*Brief*. It is required that all of the data be written out exactly.

======

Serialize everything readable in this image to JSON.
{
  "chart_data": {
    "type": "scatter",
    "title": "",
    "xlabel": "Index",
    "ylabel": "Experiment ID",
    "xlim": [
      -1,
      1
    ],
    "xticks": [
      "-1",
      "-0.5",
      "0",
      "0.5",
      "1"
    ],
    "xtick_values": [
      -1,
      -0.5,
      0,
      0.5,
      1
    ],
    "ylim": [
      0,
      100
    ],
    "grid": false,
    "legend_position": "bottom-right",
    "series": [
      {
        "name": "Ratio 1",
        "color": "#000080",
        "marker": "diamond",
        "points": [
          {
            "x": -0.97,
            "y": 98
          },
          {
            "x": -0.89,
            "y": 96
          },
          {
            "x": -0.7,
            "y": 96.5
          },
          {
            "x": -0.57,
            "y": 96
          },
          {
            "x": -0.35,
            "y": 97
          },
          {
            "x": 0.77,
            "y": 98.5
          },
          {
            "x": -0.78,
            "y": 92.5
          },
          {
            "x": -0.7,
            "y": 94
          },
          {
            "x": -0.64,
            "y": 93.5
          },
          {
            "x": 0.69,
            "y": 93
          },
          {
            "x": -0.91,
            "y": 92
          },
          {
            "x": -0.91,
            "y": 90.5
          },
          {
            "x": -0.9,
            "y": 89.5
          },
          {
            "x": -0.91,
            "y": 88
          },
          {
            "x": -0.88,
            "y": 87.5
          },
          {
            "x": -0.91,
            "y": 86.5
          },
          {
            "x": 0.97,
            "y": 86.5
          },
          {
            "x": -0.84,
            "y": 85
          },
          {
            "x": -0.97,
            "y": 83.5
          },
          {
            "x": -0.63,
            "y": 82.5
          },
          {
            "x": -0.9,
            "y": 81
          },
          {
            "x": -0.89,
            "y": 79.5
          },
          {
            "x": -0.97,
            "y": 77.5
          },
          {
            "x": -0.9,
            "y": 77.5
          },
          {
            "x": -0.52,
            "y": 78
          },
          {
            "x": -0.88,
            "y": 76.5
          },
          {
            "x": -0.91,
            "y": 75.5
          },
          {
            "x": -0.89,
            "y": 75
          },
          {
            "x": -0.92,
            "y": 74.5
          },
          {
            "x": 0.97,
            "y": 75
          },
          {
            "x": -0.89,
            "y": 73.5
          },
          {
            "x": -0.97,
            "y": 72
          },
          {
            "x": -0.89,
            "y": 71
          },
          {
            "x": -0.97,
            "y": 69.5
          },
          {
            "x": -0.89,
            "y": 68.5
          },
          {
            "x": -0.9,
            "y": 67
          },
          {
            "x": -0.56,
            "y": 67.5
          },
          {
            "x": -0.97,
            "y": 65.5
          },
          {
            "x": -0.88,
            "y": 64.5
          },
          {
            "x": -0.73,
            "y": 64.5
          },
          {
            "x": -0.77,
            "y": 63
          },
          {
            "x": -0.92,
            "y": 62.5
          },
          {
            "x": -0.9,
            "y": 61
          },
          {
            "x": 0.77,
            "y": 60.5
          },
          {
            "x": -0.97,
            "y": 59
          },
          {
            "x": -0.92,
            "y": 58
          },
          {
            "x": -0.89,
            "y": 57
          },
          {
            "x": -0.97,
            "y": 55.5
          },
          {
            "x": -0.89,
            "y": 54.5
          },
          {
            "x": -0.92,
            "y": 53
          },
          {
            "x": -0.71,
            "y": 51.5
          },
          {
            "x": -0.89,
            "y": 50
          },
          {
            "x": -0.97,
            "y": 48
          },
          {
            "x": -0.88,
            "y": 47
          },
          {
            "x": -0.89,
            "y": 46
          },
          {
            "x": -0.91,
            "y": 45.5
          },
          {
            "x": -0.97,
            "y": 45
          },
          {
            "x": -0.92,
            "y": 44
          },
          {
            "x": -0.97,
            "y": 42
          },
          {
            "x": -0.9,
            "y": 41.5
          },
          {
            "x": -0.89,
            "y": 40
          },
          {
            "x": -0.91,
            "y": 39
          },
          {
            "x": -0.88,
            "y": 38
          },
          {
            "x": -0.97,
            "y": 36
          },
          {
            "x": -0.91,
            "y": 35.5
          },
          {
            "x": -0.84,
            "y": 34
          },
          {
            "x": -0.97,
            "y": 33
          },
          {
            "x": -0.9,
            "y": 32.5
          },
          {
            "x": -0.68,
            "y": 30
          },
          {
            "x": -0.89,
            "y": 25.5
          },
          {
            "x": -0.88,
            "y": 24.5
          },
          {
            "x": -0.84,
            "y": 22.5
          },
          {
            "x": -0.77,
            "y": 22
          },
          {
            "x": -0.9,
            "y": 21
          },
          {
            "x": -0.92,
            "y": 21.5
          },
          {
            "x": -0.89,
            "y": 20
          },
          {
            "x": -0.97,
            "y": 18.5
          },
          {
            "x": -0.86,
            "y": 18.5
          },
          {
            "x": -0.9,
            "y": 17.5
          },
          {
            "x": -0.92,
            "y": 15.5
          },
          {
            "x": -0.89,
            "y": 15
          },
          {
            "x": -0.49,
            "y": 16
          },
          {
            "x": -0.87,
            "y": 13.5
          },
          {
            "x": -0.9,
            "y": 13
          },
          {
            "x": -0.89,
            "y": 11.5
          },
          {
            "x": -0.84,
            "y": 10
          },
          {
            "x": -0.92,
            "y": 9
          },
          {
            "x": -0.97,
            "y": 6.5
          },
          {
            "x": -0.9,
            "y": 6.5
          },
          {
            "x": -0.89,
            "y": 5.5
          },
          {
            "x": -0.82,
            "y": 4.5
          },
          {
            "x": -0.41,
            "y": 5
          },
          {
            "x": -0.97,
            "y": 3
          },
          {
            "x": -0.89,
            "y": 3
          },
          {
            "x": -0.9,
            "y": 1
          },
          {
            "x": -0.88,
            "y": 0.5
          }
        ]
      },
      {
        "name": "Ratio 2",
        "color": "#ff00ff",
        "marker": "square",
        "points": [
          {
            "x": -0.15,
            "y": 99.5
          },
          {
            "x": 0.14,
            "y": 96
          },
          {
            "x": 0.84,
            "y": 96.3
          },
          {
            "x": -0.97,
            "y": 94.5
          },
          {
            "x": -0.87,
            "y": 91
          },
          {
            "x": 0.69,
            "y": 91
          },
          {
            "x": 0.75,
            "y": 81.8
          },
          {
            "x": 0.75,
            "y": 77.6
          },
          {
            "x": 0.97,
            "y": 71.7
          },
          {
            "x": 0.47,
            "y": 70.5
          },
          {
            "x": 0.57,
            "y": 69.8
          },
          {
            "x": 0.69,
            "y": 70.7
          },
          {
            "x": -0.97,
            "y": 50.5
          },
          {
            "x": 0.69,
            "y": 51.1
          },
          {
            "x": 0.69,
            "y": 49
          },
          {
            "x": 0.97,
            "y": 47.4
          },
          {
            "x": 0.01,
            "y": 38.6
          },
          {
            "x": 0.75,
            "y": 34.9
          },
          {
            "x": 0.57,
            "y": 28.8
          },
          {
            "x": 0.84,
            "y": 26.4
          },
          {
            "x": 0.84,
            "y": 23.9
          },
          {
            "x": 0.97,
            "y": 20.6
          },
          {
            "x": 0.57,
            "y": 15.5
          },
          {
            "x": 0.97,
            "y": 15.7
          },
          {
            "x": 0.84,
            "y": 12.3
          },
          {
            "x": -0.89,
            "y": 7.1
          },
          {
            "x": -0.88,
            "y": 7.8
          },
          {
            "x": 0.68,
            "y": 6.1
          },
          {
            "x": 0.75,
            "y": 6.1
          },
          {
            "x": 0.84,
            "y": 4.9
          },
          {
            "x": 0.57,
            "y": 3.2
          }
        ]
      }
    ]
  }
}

======

*Task solution*.
Serialize everything readable in this image to JSON.
{
  "chart_data": {
    "type": "scatter",
    "title": "",
    "xlabel": "Index",
    "ylabel": "Experiment ID",
    "xlim": [
      -1,
      1
    ],
    "xticks": [
      "-1",
      "-0.5",
      "0",
      "0.5",
      "1"
    ],
    "xtick_values": [
      -1,
      -0.5,
      0,
      0.5,
      1
    ],
    "ylim": [
      0,
      100
    ],
    "grid": false,
    "legend_position": "bottom-right",
    "series": [
      {
        "name": "Ratio 1",
        "color": "#000080",
        "marker": "diamond",
        "points": [
          {
            "x": -0.97,
            "y": 98
          },
          {
            "x": -0.89,
            "y": 96
          },
          {
            "x": -0.7,
            "y": 96.5
          },
          {
            "x": -0.57,
            "y": 96
          },
          {
            "x": -0.35,
            "y": 97
          },
          {
            "x": 0.77,
            "y": 98.5
          },
          {
            "x": -0.78,
            "y": 92.5
          },
          {
            "x": -0.7,
            "y": 94
          },
          {
            "x": -0.64,
            "y": 93.5
          },
          {
            "x": 0.69,
            "y": 93
          },
          {
            "x": -0.91,
            "y": 92
          },
          {
            "x": -0.91,
            "y": 90.5
          },
          {
            "x": -0.9,
            "y": 89.5
          },
          {
            "x": -0.91,
            "y": 88
          },
          {
            "x": -0.88,
            "y": 87.5
          },
          {
            "x": -0.91,
            "y": 86.5
          },
          {
            "x": 0.97,
            "y": 86.5
          },
          {
            "x": -0.84,
            "y": 85
          },
          {
            "x": -0.97,
            "y": 83.5
          },
          {
            "x": -0.63,
            "y": 82.5
          },
          {
            "x": -0.9,
            "y": 81
          },
          {
            "x": -0.89,
            "y": 79.5
          },
          {
            "x": -0.97,
            "y": 77.5
          },
          {
            "x": -0.9,
            "y": 77.5
          },
          {
            "x": -0.52,
            "y": 78
          },
          {
            "x": -0.88,
            "y": 76.5
          },
          {
            "x": -0.91,
            "y": 75.5
          },
          {
            "x": -0.89,
            "y": 75
          },
          {
            "x": -0.92,
            "y": 74.5
          },
          {
            "x": 0.97,
            "y": 75
          },
          {
            "x": -0.89,
            "y": 73.5
          },
          {
            "x": -0.97,
            "y": 72
          },
          {
            "x": -0.89,
            "y": 71
          },
          {
            "x": -0.97,
            "y": 69.5
          },
          {
            "x": -0.89,
            "y": 68.5
          },
          {
            "x": -0.9,
            "y": 67
          },
          {
            "x": -0.56,
            "y": 67.5
          },
          {
            "x": -0.97,
            "y": 65.5
          },
          {
            "x": -0.88,
            "y": 64.5
          },
          {
            "x": -0.73,
            "y": 64.5
          },
          {
            "x": -0.77,
            "y": 63
          },
          {
            "x": -0.92,
            "y": 62.5
          },
          {
            "x": -0.9,
            "y": 61
          },
          {
            "x": 0.77,
            "y": 60.5
          },
          {
            "x": -0.97,
            "y": 59
          },
          {
            "x": -0.92,
            "y": 58
          },
          {
            "x": -0.89,
            "y": 57
          },
          {
            "x": -0.97,
            "y": 55.5
          },
          {
            "x": -0.89,
            "y": 54.5
          },
          {
            "x": -0.92,
            "y": 53
          },
          {
            "x": -0.71,
            "y": 51.5
          },
          {
            "x": -0.89,
            "y": 50
          },
          {
            "x": -0.97,
            "y": 48
          },
          {
            "x": -0.88,
            "y": 47
          },
          {
            "x": -0.89,
            "y": 46
          },
          {
            "x": -0.91,
            "y": 45.5
          },
          {
            "x": -0.97,
            "y": 45
          },
          {
            "x": -0.92,
            "y": 44
          },
          {
            "x": -0.97,
            "y": 42
          },
          {
            "x": -0.9,
            "y": 41.5
          },
          {
            "x": -0.89,
            "y": 40
          },
          {
            "x": -0.91,
            "y": 39
          },
          {
            "x": -0.88,
            "y": 38
          },
          {
            "x": -0.97,
            "y": 36
          },
          {
            "x": -0.91,
            "y": 35.5
          },
          {
            "x": -0.84,
            "y": 34
          },
          {
            "x": -0.97,
            "y": 33
          },
          {
            "x": -0.9,
            "y": 32.5
          },
          {
            "x": -0.68,
            "y": 30
          },
          {
            "x": -0.89,
            "y": 25.5
          },
          {
            "x": -0.88,
            "y": 24.5
          },
          {
            "x": -0.84,
            "y": 22.5
          },
          {
            "x": -0.77,
            "y": 22
          },
          {
            "x": -0.9,
            "y": 21
          },
          {
            "x": -0.92,
            "y": 21.5
          },
          {
            "x": -0.89,
            "y": 20
          },
          {
            "x": -0.97,
            "y": 18.5
          },
          {
            "x": -0.86,
            "y": 18.5
          },
          {
            "x": -0.9,
            "y": 17.5
          },
          {
            "x": -0.92,
            "y": 15.5
          },
          {
            "x": -0.89,
            "y": 15
          },
          {
            "x": -0.49,
            "y": 16
          },
          {
            "x": -0.87,
            "y": 13.5
          },
          {
            "x": -0.9,
            "y": 13
          },
          {
            "x": -0.89,
            "y": 11.5
          },
          {
            "x": -0.84,
            "y": 10
          },
          {
            "x": -0.92,
            "y": 9
          },
          {
            "x": -0.97,
            "y": 6.5
          },
          {
            "x": -0.9,
            "y": 6.5
          },
          {
            "x": -0.89,
            "y": 5.5
          },
          {
            "x": -0.82,
            "y": 4.5
          },
          {
            "x": -0.41,
            "y": 5
          },
          {
            "x": -0.97,
            "y": 3
          },
          {
            "x": -0.89,
            "y": 3
          },
          {
            "x": -0.9,
            "y": 1
          },
          {
            "x": -0.88,
            "y": 0.5
          }
        ]
      },
      {
        "name": "Ratio 2",
        "color": "#ff00ff",
        "marker": "square",
        "points": [
          {
            "x": -0.15,
            "y": 99.5
          },
          {
            "x": 0.14,
            "y": 96
          },
          {
            "x": 0.84,
            "y": 96.3
          },
          {
            "x": -0.97,
            "y": 94.5
          },
          {
            "x": -0.87,
            "y": 91
          },
          {
            "x": 0.69,
            "y": 91
          },
          {
            "x": 0.75,
            "y": 81.8
          },
          {
            "x": 0.75,
            "y": 77.6
          },
          {
            "x": 0.97,
            "y": 71.7
          },
          {
            "x": 0.47,
            "y": 70.5
          },
          {
            "x": 0.57,
            "y": 69.8
          },
          {
            "x": 0.69,
            "y": 70.7
          },
          {
            "x": -0.97,
            "y": 50.5
          },
          {
            "x": 0.69,
            "y": 51.1
          },
          {
            "x": 0.69,
            "y": 49
          },
          {
            "x": 0.97,
            "y": 47.4
          },
          {
            "x": 0.01,
            "y": 38.6
          },
          {
            "x": 0.75,
            "y": 34.9
          },
          {
            "x": 0.57,
            "y": 28.8
          },
          {
            "x": 0.84,
            "y": 26.4
          },
          {
            "x": 0.84,
            "y": 23.9
          },
          {
            "x": 0.97,
            "y": 20.6
          },
          {
            "x": 0.57,
            "y": 15.5
          },
          {
            "x": 0.97,
            "y": 15.7
          },
          {
            "x": 0.84,
            "y": 12.3
          },
          {
            "x": -0.89,
            "y": 7.1
          },
          {
            "x": -0.88,
            "y": 7.8
          },
          {
            "x": 0.68,
            "y": 6.1
          },
          {
            "x": 0.75,
            "y": 6.1
          },
          {
            "x": 0.84,
            "y": 4.9
          },
          {
            "x": 0.57,
            "y": 3.2
          }
        ]
      }
    ]
  }
}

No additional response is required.